_Part of a data file_

***

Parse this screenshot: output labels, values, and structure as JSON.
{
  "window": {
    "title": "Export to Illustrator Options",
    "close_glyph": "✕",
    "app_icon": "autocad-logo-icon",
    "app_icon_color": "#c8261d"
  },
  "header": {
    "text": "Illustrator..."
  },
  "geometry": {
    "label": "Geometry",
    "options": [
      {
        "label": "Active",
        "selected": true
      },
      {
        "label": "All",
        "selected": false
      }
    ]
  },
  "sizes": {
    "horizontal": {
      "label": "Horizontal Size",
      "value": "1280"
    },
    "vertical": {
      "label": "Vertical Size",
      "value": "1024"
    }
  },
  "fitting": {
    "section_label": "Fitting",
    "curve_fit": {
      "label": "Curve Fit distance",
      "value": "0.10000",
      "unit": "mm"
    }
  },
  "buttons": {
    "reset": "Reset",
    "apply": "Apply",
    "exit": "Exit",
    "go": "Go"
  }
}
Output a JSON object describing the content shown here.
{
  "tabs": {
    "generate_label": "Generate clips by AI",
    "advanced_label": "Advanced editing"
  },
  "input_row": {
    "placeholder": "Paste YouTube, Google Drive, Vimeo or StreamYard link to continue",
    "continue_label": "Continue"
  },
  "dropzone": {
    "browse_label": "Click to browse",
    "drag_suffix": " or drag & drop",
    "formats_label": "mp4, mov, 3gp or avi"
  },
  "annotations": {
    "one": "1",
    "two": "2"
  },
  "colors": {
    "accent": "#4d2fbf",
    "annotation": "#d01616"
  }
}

***

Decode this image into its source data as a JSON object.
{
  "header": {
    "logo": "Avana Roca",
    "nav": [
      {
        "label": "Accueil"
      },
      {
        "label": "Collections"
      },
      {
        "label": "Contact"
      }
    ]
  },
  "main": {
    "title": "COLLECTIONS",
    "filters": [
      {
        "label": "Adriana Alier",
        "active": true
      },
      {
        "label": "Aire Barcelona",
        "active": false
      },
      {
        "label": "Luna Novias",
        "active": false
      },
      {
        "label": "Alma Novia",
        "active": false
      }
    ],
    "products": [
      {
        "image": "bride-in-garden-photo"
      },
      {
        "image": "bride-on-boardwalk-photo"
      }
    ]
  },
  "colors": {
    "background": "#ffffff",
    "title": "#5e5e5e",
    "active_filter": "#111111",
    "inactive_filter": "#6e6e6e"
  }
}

***

_EXERCISE DIRECTIONS_
Copy out every line of the listing that includes the string "object".

_TASK SOLUTION_
Output a JSON object describing the content shown here.
Decode this image into its source data as a JSON object.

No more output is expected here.